Goal:
In full and without alteration, repeat the material.

Dataset excerpts:
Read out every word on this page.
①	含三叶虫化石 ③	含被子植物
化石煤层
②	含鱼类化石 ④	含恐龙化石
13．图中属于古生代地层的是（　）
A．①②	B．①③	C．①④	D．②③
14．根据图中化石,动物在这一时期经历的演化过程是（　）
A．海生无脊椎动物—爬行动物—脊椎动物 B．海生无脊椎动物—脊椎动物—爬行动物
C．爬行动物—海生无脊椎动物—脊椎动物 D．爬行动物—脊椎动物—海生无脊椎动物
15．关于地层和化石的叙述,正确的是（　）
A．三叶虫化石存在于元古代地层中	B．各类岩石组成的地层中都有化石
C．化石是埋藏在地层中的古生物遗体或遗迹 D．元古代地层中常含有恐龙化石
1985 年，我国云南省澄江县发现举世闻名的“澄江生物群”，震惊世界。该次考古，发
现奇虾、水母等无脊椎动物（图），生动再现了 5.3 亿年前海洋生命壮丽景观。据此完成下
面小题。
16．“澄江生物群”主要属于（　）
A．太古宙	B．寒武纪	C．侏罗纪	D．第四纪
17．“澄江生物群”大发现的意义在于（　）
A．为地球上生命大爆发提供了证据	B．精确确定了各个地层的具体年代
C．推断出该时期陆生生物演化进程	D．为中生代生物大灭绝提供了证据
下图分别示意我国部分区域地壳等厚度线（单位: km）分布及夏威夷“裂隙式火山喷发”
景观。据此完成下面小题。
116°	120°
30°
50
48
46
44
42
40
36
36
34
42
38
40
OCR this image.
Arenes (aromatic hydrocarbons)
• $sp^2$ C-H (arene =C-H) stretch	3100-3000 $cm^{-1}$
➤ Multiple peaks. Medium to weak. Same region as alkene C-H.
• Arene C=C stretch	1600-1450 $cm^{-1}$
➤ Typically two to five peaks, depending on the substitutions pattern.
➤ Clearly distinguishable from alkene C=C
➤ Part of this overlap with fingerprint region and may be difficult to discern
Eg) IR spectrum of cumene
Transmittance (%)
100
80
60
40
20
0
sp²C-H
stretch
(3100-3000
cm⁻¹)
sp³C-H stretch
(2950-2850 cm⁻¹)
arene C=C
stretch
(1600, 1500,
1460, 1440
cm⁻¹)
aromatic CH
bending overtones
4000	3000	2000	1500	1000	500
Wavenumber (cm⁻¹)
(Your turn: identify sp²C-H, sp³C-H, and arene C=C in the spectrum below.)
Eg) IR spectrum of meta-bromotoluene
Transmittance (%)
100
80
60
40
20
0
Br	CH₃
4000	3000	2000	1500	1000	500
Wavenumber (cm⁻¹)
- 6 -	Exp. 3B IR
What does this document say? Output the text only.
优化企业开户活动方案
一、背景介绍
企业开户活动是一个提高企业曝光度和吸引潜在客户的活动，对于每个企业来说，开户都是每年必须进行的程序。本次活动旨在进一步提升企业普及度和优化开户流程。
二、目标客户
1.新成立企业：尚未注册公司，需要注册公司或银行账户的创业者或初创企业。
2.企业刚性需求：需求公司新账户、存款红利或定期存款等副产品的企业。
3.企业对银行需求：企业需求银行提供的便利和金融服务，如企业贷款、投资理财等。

Output below:
Read out every word on this page.
①	含三叶虫化石 ③	含被子植物
化石煤层
②	含鱼类化石 ④	含恐龙化石
13．图中属于古生代地层的是（　）
A．①②	B．①③	C．①④	D．②③
14．根据图中化石,动物在这一时期经历的演化过程是（　）
A．海生无脊椎动物—爬行动物—脊椎动物 B．海生无脊椎动物—脊椎动物—爬行动物
C．爬行动物—海生无脊椎动物—脊椎动物 D．爬行动物—脊椎动物—海生无脊椎动物
15．关于地层和化石的叙述,正确的是（　）
A．三叶虫化石存在于元古代地层中	B．各类岩石组成的地层中都有化石
C．化石是埋藏在地层中的古生物遗体或遗迹 D．元古代地层中常含有恐龙化石
1985 年，我国云南省澄江县发现举世闻名的“澄江生物群”，震惊世界。该次考古，发
现奇虾、水母等无脊椎动物（图），生动再现了 5.3 亿年前海洋生命壮丽景观。据此完成下
面小题。
16．“澄江生物群”主要属于（　）
A．太古宙	B．寒武纪	C．侏罗纪	D．第四纪
17．“澄江生物群”大发现的意义在于（　）
A．为地球上生命大爆发提供了证据	B．精确确定了各个地层的具体年代
C．推断出该时期陆生生物演化进程	D．为中生代生物大灭绝提供了证据
下图分别示意我国部分区域地壳等厚度线（单位: km）分布及夏威夷“裂隙式火山喷发”
景观。据此完成下面小题。
116°	120°
30°
50
48
46
44
42
40
36
36
34
42
38
40
OCR this image.
Arenes (aromatic hydrocarbons)
• $sp^2$ C-H (arene =C-H) stretch	3100-3000 $cm^{-1}$
➤ Multiple peaks. Medium to weak. Same region as alkene C-H.
• Arene C=C stretch	1600-1450 $cm^{-1}$
➤ Typically two to five peaks, depending on the substitutions pattern.
➤ Clearly distinguishable from alkene C=C
➤ Part of this overlap with fingerprint region and may be difficult to discern
Eg) IR spectrum of cumene
Transmittance (%)
100
80
60
40
20
0
sp²C-H
stretch
(3100-3000
cm⁻¹)
sp³C-H stretch
(2950-2850 cm⁻¹)
arene C=C
stretch
(1600, 1500,
1460, 1440
cm⁻¹)
aromatic CH
bending overtones
4000	3000	2000	1500	1000	500
Wavenumber (cm⁻¹)
(Your turn: identify sp²C-H, sp³C-H, and arene C=C in the spectrum below.)
Eg) IR spectrum of meta-bromotoluene
Transmittance (%)
100
80
60
40
20
0
Br	CH₃
4000	3000	2000	1500	1000	500
Wavenumber (cm⁻¹)
- 6 -	Exp. 3B IR
What does this document say? Output the text only.
优化企业开户活动方案
一、背景介绍
企业开户活动是一个提高企业曝光度和吸引潜在客户的活动，对于每个企业来说，开户都是每年必须进行的程序。本次活动旨在进一步提升企业普及度和优化开户流程。
二、目标客户
1.新成立企业：尚未注册公司，需要注册公司或银行账户的创业者或初创企业。
2.企业刚性需求：需求公司新账户、存款红利或定期存款等副产品的企业。
3.企业对银行需求：企业需求银行提供的便利和金融服务，如企业贷款、投资理财等。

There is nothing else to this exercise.